──────── Extracted information
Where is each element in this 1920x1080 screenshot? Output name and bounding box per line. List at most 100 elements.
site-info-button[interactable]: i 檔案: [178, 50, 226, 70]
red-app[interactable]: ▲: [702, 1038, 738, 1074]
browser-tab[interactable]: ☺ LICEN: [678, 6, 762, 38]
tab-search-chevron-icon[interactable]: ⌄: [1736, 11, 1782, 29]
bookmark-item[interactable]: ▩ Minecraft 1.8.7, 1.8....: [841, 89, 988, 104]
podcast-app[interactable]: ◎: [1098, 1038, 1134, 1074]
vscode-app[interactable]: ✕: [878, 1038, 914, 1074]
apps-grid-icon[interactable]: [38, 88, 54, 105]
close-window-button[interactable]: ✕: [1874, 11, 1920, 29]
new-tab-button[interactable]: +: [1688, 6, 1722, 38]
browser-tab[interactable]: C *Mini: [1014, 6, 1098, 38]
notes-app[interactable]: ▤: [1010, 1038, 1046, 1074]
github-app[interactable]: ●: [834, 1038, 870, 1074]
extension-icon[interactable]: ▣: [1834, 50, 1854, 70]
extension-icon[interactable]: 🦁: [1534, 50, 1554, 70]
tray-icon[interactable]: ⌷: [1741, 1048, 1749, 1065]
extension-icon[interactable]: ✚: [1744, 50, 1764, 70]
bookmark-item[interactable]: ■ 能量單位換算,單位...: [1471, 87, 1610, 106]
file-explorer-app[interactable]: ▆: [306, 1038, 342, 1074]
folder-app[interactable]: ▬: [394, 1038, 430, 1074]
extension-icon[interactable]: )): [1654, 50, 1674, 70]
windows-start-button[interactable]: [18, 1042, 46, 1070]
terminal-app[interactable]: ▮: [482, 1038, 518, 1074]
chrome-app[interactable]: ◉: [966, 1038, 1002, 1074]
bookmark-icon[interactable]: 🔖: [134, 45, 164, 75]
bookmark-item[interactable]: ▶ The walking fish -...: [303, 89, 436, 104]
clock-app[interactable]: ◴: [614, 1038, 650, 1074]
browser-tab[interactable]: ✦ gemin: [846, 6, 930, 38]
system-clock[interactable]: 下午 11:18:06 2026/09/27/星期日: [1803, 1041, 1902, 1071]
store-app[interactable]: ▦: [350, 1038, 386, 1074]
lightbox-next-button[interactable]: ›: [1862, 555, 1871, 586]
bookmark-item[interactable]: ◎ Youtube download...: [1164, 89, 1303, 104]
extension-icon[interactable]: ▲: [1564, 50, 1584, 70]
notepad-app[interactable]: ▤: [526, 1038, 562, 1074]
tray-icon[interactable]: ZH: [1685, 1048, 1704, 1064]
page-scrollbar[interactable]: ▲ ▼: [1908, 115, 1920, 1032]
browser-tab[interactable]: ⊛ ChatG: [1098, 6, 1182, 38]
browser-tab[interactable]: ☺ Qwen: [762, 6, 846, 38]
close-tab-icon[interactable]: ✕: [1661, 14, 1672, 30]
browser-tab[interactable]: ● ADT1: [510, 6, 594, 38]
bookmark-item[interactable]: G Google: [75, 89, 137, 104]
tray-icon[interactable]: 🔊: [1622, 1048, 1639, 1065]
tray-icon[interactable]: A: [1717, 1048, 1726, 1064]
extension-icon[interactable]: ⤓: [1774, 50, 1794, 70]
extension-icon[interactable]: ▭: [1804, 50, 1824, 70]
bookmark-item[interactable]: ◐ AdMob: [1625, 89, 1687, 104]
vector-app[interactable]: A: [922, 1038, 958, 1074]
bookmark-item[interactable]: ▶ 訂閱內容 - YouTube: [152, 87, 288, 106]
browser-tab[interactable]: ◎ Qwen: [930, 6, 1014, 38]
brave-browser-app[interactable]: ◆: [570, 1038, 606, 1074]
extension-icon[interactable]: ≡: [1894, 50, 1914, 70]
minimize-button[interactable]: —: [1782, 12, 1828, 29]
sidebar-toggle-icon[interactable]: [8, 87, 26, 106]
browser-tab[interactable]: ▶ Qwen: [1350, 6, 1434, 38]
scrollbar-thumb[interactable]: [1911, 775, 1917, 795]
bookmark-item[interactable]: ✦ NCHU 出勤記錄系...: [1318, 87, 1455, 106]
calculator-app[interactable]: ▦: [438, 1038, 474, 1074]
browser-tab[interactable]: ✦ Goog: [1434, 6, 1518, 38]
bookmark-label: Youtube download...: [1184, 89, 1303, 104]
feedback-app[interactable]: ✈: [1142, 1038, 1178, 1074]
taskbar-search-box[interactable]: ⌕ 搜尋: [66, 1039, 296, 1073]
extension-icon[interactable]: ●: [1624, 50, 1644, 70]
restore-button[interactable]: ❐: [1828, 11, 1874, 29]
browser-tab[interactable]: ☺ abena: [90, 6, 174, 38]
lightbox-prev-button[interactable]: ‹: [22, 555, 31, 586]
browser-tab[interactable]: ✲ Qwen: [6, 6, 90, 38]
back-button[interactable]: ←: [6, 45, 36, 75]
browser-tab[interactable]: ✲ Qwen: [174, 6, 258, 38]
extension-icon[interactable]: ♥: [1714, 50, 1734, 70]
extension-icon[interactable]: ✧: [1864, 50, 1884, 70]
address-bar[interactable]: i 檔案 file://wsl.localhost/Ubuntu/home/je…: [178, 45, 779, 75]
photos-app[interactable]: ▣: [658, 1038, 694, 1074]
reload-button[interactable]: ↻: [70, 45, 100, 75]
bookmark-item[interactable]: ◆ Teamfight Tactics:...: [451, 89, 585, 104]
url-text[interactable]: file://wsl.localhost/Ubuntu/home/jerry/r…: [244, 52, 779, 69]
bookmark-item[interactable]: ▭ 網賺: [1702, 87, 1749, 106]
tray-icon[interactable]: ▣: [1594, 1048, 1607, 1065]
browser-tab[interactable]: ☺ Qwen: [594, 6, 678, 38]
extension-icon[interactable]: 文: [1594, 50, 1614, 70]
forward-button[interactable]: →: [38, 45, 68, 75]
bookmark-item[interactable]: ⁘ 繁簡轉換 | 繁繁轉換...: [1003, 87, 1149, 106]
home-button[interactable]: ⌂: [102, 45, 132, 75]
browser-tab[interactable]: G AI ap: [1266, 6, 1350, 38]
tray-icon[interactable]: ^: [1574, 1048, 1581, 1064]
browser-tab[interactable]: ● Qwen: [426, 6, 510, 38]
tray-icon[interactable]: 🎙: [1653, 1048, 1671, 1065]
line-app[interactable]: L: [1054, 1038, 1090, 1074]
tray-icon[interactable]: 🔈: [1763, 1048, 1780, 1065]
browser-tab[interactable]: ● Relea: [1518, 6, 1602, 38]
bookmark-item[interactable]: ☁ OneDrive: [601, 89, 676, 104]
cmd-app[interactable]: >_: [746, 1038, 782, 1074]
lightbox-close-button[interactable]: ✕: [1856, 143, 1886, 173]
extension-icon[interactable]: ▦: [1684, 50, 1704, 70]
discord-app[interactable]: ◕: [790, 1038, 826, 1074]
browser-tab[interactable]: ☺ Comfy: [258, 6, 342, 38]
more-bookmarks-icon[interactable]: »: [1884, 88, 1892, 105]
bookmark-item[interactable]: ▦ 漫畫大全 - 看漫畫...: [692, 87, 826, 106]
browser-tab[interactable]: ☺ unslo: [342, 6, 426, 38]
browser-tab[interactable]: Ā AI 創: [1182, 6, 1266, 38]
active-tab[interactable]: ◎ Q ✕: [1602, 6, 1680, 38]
────────────────
» Written exercise
Write out the listing again, swapping every "browser-tab" for "window-tab" and leaving everything else unchanged.

» Finished exercise
Where is each element in this 1920x1080 screenshot? Output name and bounding box per line. List at most 100 elements.
site-info-button[interactable]: i 檔案: [178, 50, 226, 70]
red-app[interactable]: ▲: [702, 1038, 738, 1074]
window-tab[interactable]: ☺ LICEN: [678, 6, 762, 38]
tab-search-chevron-icon[interactable]: ⌄: [1736, 11, 1782, 29]
bookmark-item[interactable]: ▩ Minecraft 1.8.7, 1.8....: [841, 89, 988, 104]
podcast-app[interactable]: ◎: [1098, 1038, 1134, 1074]
vscode-app[interactable]: ✕: [878, 1038, 914, 1074]
apps-grid-icon[interactable]: [38, 88, 54, 105]
close-window-button[interactable]: ✕: [1874, 11, 1920, 29]
new-tab-button[interactable]: +: [1688, 6, 1722, 38]
window-tab[interactable]: C *Mini: [1014, 6, 1098, 38]
notes-app[interactable]: ▤: [1010, 1038, 1046, 1074]
github-app[interactable]: ●: [834, 1038, 870, 1074]
extension-icon[interactable]: ▣: [1834, 50, 1854, 70]
extension-icon[interactable]: 🦁: [1534, 50, 1554, 70]
tray-icon[interactable]: ⌷: [1741, 1048, 1749, 1065]
extension-icon[interactable]: ✚: [1744, 50, 1764, 70]
bookmark-item[interactable]: ■ 能量單位換算,單位...: [1471, 87, 1610, 106]
file-explorer-app[interactable]: ▆: [306, 1038, 342, 1074]
folder-app[interactable]: ▬: [394, 1038, 430, 1074]
extension-icon[interactable]: )): [1654, 50, 1674, 70]
windows-start-button[interactable]: [18, 1042, 46, 1070]
terminal-app[interactable]: ▮: [482, 1038, 518, 1074]
chrome-app[interactable]: ◉: [966, 1038, 1002, 1074]
bookmark-icon[interactable]: 🔖: [134, 45, 164, 75]
bookmark-item[interactable]: ▶ The walking fish -...: [303, 89, 436, 104]
clock-app[interactable]: ◴: [614, 1038, 650, 1074]
window-tab[interactable]: ✦ gemin: [846, 6, 930, 38]
system-clock[interactable]: 下午 11:18:06 2026/09/27/星期日: [1803, 1041, 1902, 1071]
store-app[interactable]: ▦: [350, 1038, 386, 1074]
lightbox-next-button[interactable]: ›: [1862, 555, 1871, 586]
bookmark-item[interactable]: ◎ Youtube download...: [1164, 89, 1303, 104]
extension-icon[interactable]: ▲: [1564, 50, 1584, 70]
notepad-app[interactable]: ▤: [526, 1038, 562, 1074]
tray-icon[interactable]: ZH: [1685, 1048, 1704, 1064]
page-scrollbar[interactable]: ▲ ▼: [1908, 115, 1920, 1032]
window-tab[interactable]: ⊛ ChatG: [1098, 6, 1182, 38]
window-tab[interactable]: ☺ Qwen: [762, 6, 846, 38]
close-tab-icon[interactable]: ✕: [1661, 14, 1672, 30]
window-tab[interactable]: ● ADT1: [510, 6, 594, 38]
bookmark-item[interactable]: G Google: [75, 89, 137, 104]
tray-icon[interactable]: 🔊: [1622, 1048, 1639, 1065]
tray-icon[interactable]: A: [1717, 1048, 1726, 1064]
extension-icon[interactable]: ⤓: [1774, 50, 1794, 70]
extension-icon[interactable]: ▭: [1804, 50, 1824, 70]
bookmark-item[interactable]: ◐ AdMob: [1625, 89, 1687, 104]
vector-app[interactable]: A: [922, 1038, 958, 1074]
bookmark-item[interactable]: ▶ 訂閱內容 - YouTube: [152, 87, 288, 106]
window-tab[interactable]: ◎ Qwen: [930, 6, 1014, 38]
brave-browser-app[interactable]: ◆: [570, 1038, 606, 1074]
extension-icon[interactable]: ≡: [1894, 50, 1914, 70]
minimize-button[interactable]: —: [1782, 12, 1828, 29]
sidebar-toggle-icon[interactable]: [8, 87, 26, 106]
window-tab[interactable]: ▶ Qwen: [1350, 6, 1434, 38]
scrollbar-thumb[interactable]: [1911, 775, 1917, 795]
bookmark-item[interactable]: ✦ NCHU 出勤記錄系...: [1318, 87, 1455, 106]
calculator-app[interactable]: ▦: [438, 1038, 474, 1074]
window-tab[interactable]: ✦ Goog: [1434, 6, 1518, 38]
bookmark-label: Youtube download...: [1184, 89, 1303, 104]
feedback-app[interactable]: ✈: [1142, 1038, 1178, 1074]
taskbar-search-box[interactable]: ⌕ 搜尋: [66, 1039, 296, 1073]
extension-icon[interactable]: ●: [1624, 50, 1644, 70]
restore-button[interactable]: ❐: [1828, 11, 1874, 29]
window-tab[interactable]: ☺ abena: [90, 6, 174, 38]
lightbox-prev-button[interactable]: ‹: [22, 555, 31, 586]
window-tab[interactable]: ✲ Qwen: [6, 6, 90, 38]
back-button[interactable]: ←: [6, 45, 36, 75]
window-tab[interactable]: ✲ Qwen: [174, 6, 258, 38]
extension-icon[interactable]: ♥: [1714, 50, 1734, 70]
extension-icon[interactable]: ✧: [1864, 50, 1884, 70]
address-bar[interactable]: i 檔案 file://wsl.localhost/Ubuntu/home/je…: [178, 45, 779, 75]
photos-app[interactable]: ▣: [658, 1038, 694, 1074]
reload-button[interactable]: ↻: [70, 45, 100, 75]
bookmark-item[interactable]: ◆ Teamfight Tactics:...: [451, 89, 585, 104]
url-text[interactable]: file://wsl.localhost/Ubuntu/home/jerry/r…: [244, 52, 779, 69]
bookmark-item[interactable]: ▭ 網賺: [1702, 87, 1749, 106]
tray-icon[interactable]: ▣: [1594, 1048, 1607, 1065]
window-tab[interactable]: ☺ Qwen: [594, 6, 678, 38]
extension-icon[interactable]: 文: [1594, 50, 1614, 70]
forward-button[interactable]: →: [38, 45, 68, 75]
bookmark-item[interactable]: ⁘ 繁簡轉換 | 繁繁轉換...: [1003, 87, 1149, 106]
home-button[interactable]: ⌂: [102, 45, 132, 75]
window-tab[interactable]: G AI ap: [1266, 6, 1350, 38]
tray-icon[interactable]: ^: [1574, 1048, 1581, 1064]
window-tab[interactable]: ● Qwen: [426, 6, 510, 38]
tray-icon[interactable]: 🎙: [1653, 1048, 1671, 1065]
line-app[interactable]: L: [1054, 1038, 1090, 1074]
tray-icon[interactable]: 🔈: [1763, 1048, 1780, 1065]
window-tab[interactable]: ● Relea: [1518, 6, 1602, 38]
bookmark-item[interactable]: ☁ OneDrive: [601, 89, 676, 104]
cmd-app[interactable]: >_: [746, 1038, 782, 1074]
lightbox-close-button[interactable]: ✕: [1856, 143, 1886, 173]
extension-icon[interactable]: ▦: [1684, 50, 1704, 70]
discord-app[interactable]: ◕: [790, 1038, 826, 1074]
window-tab[interactable]: ☺ Comfy: [258, 6, 342, 38]
more-bookmarks-icon[interactable]: »: [1884, 88, 1892, 105]
bookmark-item[interactable]: ▦ 漫畫大全 - 看漫畫...: [692, 87, 826, 106]
window-tab[interactable]: ☺ unslo: [342, 6, 426, 38]
window-tab[interactable]: Ā AI 創: [1182, 6, 1266, 38]
active-tab[interactable]: ◎ Q ✕: [1602, 6, 1680, 38]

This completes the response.